(Structured figure records)
-- BEGIN --

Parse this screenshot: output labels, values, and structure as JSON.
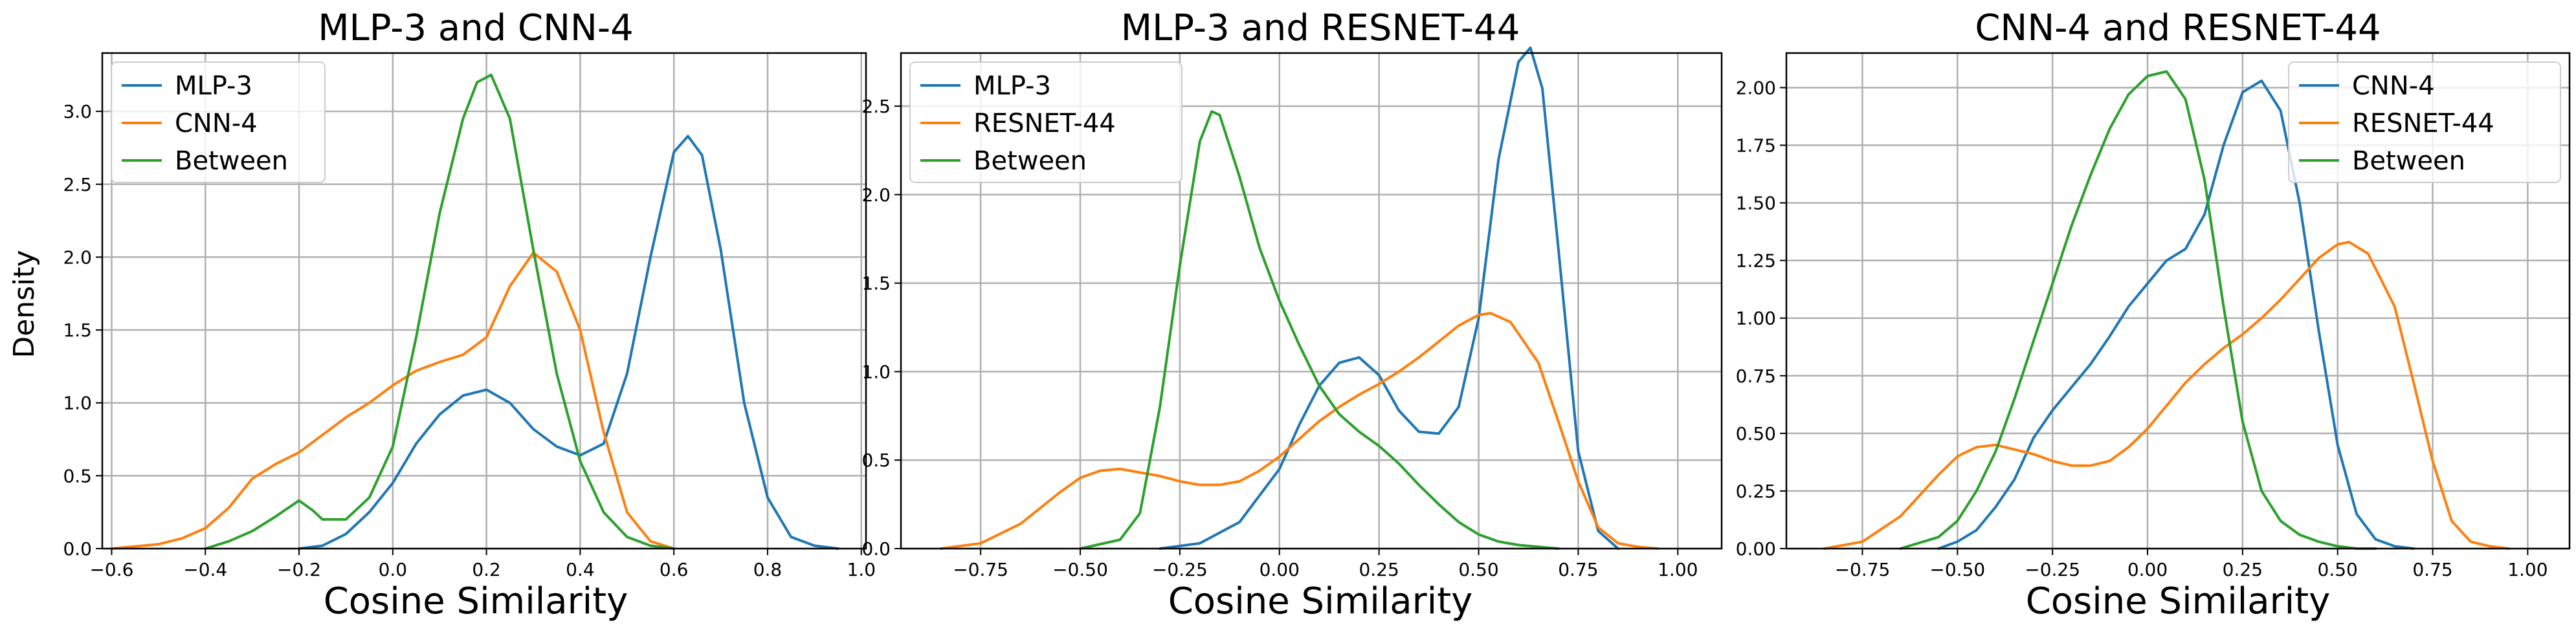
{
  "figure": {
    "ylabel": "Density",
    "xlabel": "Cosine Similarity"
  },
  "colors": {
    "blue": "#1f77b4",
    "orange": "#ff7f0e",
    "green": "#2ca02c"
  },
  "chart_data": [
    {
      "type": "line",
      "title": "MLP-3 and CNN-4",
      "xlabel": "Cosine Similarity",
      "ylabel": "Density",
      "xlim": [
        -0.62,
        1.01
      ],
      "ylim": [
        0,
        3.4
      ],
      "xticks": [
        -0.6,
        -0.4,
        -0.2,
        0.0,
        0.2,
        0.4,
        0.6,
        0.8,
        1.0
      ],
      "xtick_labels": [
        "−0.6",
        "−0.4",
        "−0.2",
        "0.0",
        "0.2",
        "0.4",
        "0.6",
        "0.8",
        "1.0"
      ],
      "yticks": [
        0.0,
        0.5,
        1.0,
        1.5,
        2.0,
        2.5,
        3.0
      ],
      "ytick_labels": [
        "0.0",
        "0.5",
        "1.0",
        "1.5",
        "2.0",
        "2.5",
        "3.0"
      ],
      "grid": true,
      "legend_position": "upper left",
      "series": [
        {
          "name": "MLP-3",
          "color": "#1f77b4",
          "x": [
            -0.2,
            -0.15,
            -0.1,
            -0.05,
            0.0,
            0.05,
            0.1,
            0.15,
            0.2,
            0.25,
            0.3,
            0.35,
            0.4,
            0.45,
            0.5,
            0.55,
            0.6,
            0.63,
            0.66,
            0.7,
            0.75,
            0.8,
            0.85,
            0.9,
            0.95
          ],
          "y": [
            0.0,
            0.02,
            0.1,
            0.25,
            0.45,
            0.72,
            0.92,
            1.05,
            1.09,
            1.0,
            0.82,
            0.7,
            0.64,
            0.72,
            1.2,
            2.0,
            2.72,
            2.83,
            2.7,
            2.05,
            1.0,
            0.35,
            0.08,
            0.02,
            0.0
          ]
        },
        {
          "name": "CNN-4",
          "color": "#ff7f0e",
          "x": [
            -0.6,
            -0.5,
            -0.45,
            -0.4,
            -0.35,
            -0.3,
            -0.25,
            -0.2,
            -0.15,
            -0.1,
            -0.05,
            0.0,
            0.05,
            0.1,
            0.15,
            0.2,
            0.25,
            0.3,
            0.35,
            0.4,
            0.45,
            0.5,
            0.55,
            0.6
          ],
          "y": [
            0.0,
            0.03,
            0.07,
            0.14,
            0.28,
            0.48,
            0.58,
            0.66,
            0.78,
            0.9,
            1.0,
            1.12,
            1.22,
            1.28,
            1.33,
            1.45,
            1.8,
            2.03,
            1.9,
            1.5,
            0.8,
            0.25,
            0.05,
            0.0
          ]
        },
        {
          "name": "Between",
          "color": "#2ca02c",
          "x": [
            -0.4,
            -0.35,
            -0.3,
            -0.25,
            -0.2,
            -0.17,
            -0.15,
            -0.1,
            -0.05,
            0.0,
            0.05,
            0.1,
            0.15,
            0.18,
            0.21,
            0.25,
            0.3,
            0.35,
            0.4,
            0.45,
            0.5,
            0.55,
            0.6
          ],
          "y": [
            0.0,
            0.05,
            0.12,
            0.22,
            0.33,
            0.26,
            0.2,
            0.2,
            0.35,
            0.7,
            1.45,
            2.3,
            2.95,
            3.2,
            3.25,
            2.95,
            2.05,
            1.2,
            0.6,
            0.25,
            0.08,
            0.02,
            0.0
          ]
        }
      ]
    },
    {
      "type": "line",
      "title": "MLP-3 and RESNET-44",
      "xlabel": "Cosine Similarity",
      "ylabel": "",
      "xlim": [
        -0.95,
        1.11
      ],
      "ylim": [
        0,
        2.8
      ],
      "xticks": [
        -0.75,
        -0.5,
        -0.25,
        0.0,
        0.25,
        0.5,
        0.75,
        1.0
      ],
      "xtick_labels": [
        "−0.75",
        "−0.50",
        "−0.25",
        "0.00",
        "0.25",
        "0.50",
        "0.75",
        "1.00"
      ],
      "yticks": [
        0.0,
        0.5,
        1.0,
        1.5,
        2.0,
        2.5
      ],
      "ytick_labels": [
        "0.0",
        "0.5",
        "1.0",
        "1.5",
        "2.0",
        "2.5"
      ],
      "grid": true,
      "legend_position": "upper left",
      "series": [
        {
          "name": "MLP-3",
          "color": "#1f77b4",
          "x": [
            -0.3,
            -0.2,
            -0.1,
            0.0,
            0.05,
            0.1,
            0.15,
            0.2,
            0.25,
            0.3,
            0.35,
            0.4,
            0.45,
            0.5,
            0.55,
            0.6,
            0.63,
            0.66,
            0.7,
            0.75,
            0.8,
            0.85
          ],
          "y": [
            0.0,
            0.03,
            0.15,
            0.45,
            0.7,
            0.92,
            1.05,
            1.08,
            0.98,
            0.78,
            0.66,
            0.65,
            0.8,
            1.3,
            2.2,
            2.75,
            2.83,
            2.6,
            1.7,
            0.55,
            0.1,
            0.0
          ]
        },
        {
          "name": "RESNET-44",
          "color": "#ff7f0e",
          "x": [
            -0.85,
            -0.75,
            -0.65,
            -0.55,
            -0.5,
            -0.45,
            -0.4,
            -0.35,
            -0.3,
            -0.25,
            -0.2,
            -0.15,
            -0.1,
            -0.05,
            0.0,
            0.05,
            0.1,
            0.15,
            0.2,
            0.25,
            0.3,
            0.35,
            0.4,
            0.45,
            0.5,
            0.53,
            0.58,
            0.65,
            0.7,
            0.75,
            0.8,
            0.85,
            0.9,
            0.95
          ],
          "y": [
            0.0,
            0.03,
            0.14,
            0.32,
            0.4,
            0.44,
            0.45,
            0.43,
            0.41,
            0.38,
            0.36,
            0.36,
            0.38,
            0.44,
            0.52,
            0.62,
            0.72,
            0.8,
            0.87,
            0.93,
            1.0,
            1.08,
            1.17,
            1.26,
            1.32,
            1.33,
            1.28,
            1.05,
            0.72,
            0.38,
            0.12,
            0.03,
            0.01,
            0.0
          ]
        },
        {
          "name": "Between",
          "color": "#2ca02c",
          "x": [
            -0.5,
            -0.4,
            -0.35,
            -0.3,
            -0.25,
            -0.2,
            -0.17,
            -0.15,
            -0.1,
            -0.05,
            0.0,
            0.05,
            0.1,
            0.15,
            0.2,
            0.25,
            0.3,
            0.35,
            0.4,
            0.45,
            0.5,
            0.55,
            0.6,
            0.65,
            0.7
          ],
          "y": [
            0.0,
            0.05,
            0.2,
            0.8,
            1.6,
            2.3,
            2.47,
            2.45,
            2.1,
            1.7,
            1.4,
            1.15,
            0.92,
            0.76,
            0.66,
            0.58,
            0.48,
            0.36,
            0.25,
            0.15,
            0.08,
            0.04,
            0.02,
            0.01,
            0.0
          ]
        }
      ]
    },
    {
      "type": "line",
      "title": "CNN-4 and RESNET-44",
      "xlabel": "Cosine Similarity",
      "ylabel": "",
      "xlim": [
        -0.95,
        1.11
      ],
      "ylim": [
        0,
        2.15
      ],
      "xticks": [
        -0.75,
        -0.5,
        -0.25,
        0.0,
        0.25,
        0.5,
        0.75,
        1.0
      ],
      "xtick_labels": [
        "−0.75",
        "−0.50",
        "−0.25",
        "0.00",
        "0.25",
        "0.50",
        "0.75",
        "1.00"
      ],
      "yticks": [
        0.0,
        0.25,
        0.5,
        0.75,
        1.0,
        1.25,
        1.5,
        1.75,
        2.0
      ],
      "ytick_labels": [
        "0.00",
        "0.25",
        "0.50",
        "0.75",
        "1.00",
        "1.25",
        "1.50",
        "1.75",
        "2.00"
      ],
      "grid": true,
      "legend_position": "upper right",
      "series": [
        {
          "name": "CNN-4",
          "color": "#1f77b4",
          "x": [
            -0.55,
            -0.5,
            -0.45,
            -0.4,
            -0.35,
            -0.3,
            -0.25,
            -0.2,
            -0.15,
            -0.1,
            -0.05,
            0.0,
            0.05,
            0.1,
            0.15,
            0.2,
            0.25,
            0.3,
            0.35,
            0.4,
            0.45,
            0.5,
            0.55,
            0.6,
            0.65,
            0.7
          ],
          "y": [
            0.0,
            0.03,
            0.08,
            0.18,
            0.3,
            0.48,
            0.6,
            0.7,
            0.8,
            0.92,
            1.05,
            1.15,
            1.25,
            1.3,
            1.45,
            1.75,
            1.98,
            2.03,
            1.9,
            1.5,
            0.95,
            0.45,
            0.15,
            0.04,
            0.01,
            0.0
          ]
        },
        {
          "name": "RESNET-44",
          "color": "#ff7f0e",
          "x": [
            -0.85,
            -0.75,
            -0.65,
            -0.55,
            -0.5,
            -0.45,
            -0.4,
            -0.35,
            -0.3,
            -0.25,
            -0.2,
            -0.15,
            -0.1,
            -0.05,
            0.0,
            0.05,
            0.1,
            0.15,
            0.2,
            0.25,
            0.3,
            0.35,
            0.4,
            0.45,
            0.5,
            0.53,
            0.58,
            0.65,
            0.7,
            0.75,
            0.8,
            0.85,
            0.9,
            0.95
          ],
          "y": [
            0.0,
            0.03,
            0.14,
            0.32,
            0.4,
            0.44,
            0.45,
            0.43,
            0.41,
            0.38,
            0.36,
            0.36,
            0.38,
            0.44,
            0.52,
            0.62,
            0.72,
            0.8,
            0.87,
            0.93,
            1.0,
            1.08,
            1.17,
            1.26,
            1.32,
            1.33,
            1.28,
            1.05,
            0.72,
            0.38,
            0.12,
            0.03,
            0.01,
            0.0
          ]
        },
        {
          "name": "Between",
          "color": "#2ca02c",
          "x": [
            -0.65,
            -0.55,
            -0.5,
            -0.45,
            -0.4,
            -0.35,
            -0.3,
            -0.25,
            -0.2,
            -0.15,
            -0.1,
            -0.05,
            0.0,
            0.05,
            0.1,
            0.15,
            0.2,
            0.25,
            0.3,
            0.35,
            0.4,
            0.45,
            0.5,
            0.55,
            0.6
          ],
          "y": [
            0.0,
            0.05,
            0.12,
            0.25,
            0.42,
            0.65,
            0.9,
            1.15,
            1.4,
            1.62,
            1.82,
            1.97,
            2.05,
            2.07,
            1.95,
            1.6,
            1.05,
            0.55,
            0.25,
            0.12,
            0.06,
            0.03,
            0.01,
            0.0,
            0.0
          ]
        }
      ]
    }
  ]
}
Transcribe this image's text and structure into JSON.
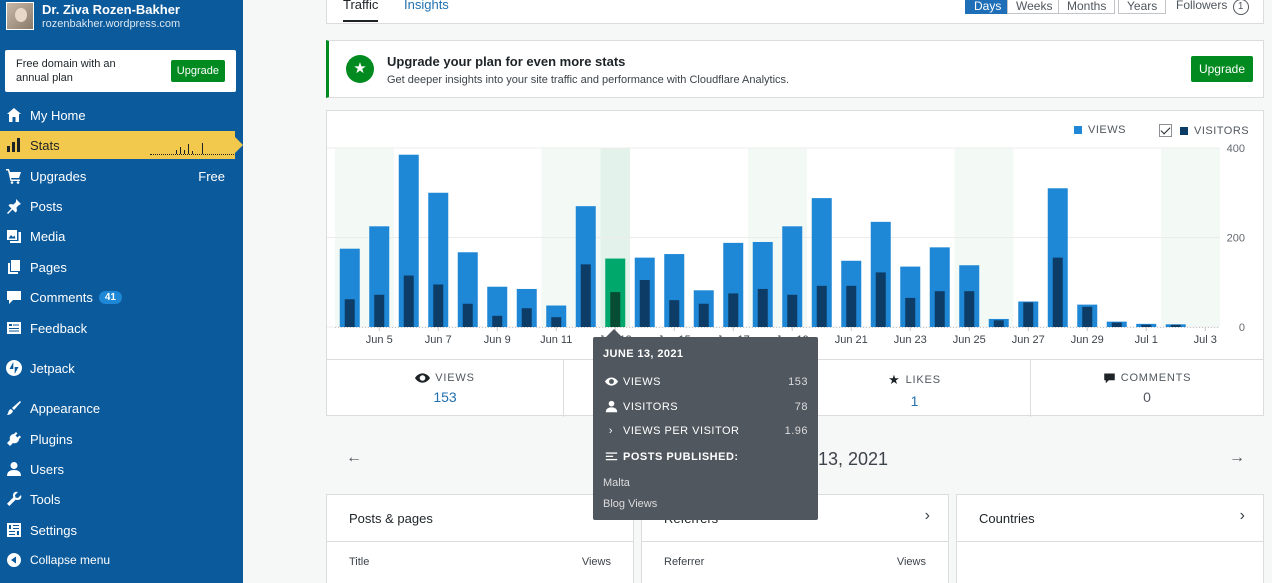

-- END --

TASK GOAL:
How many lines of the listing above include the word "this"? State the number and nothing else.

RESULT:
2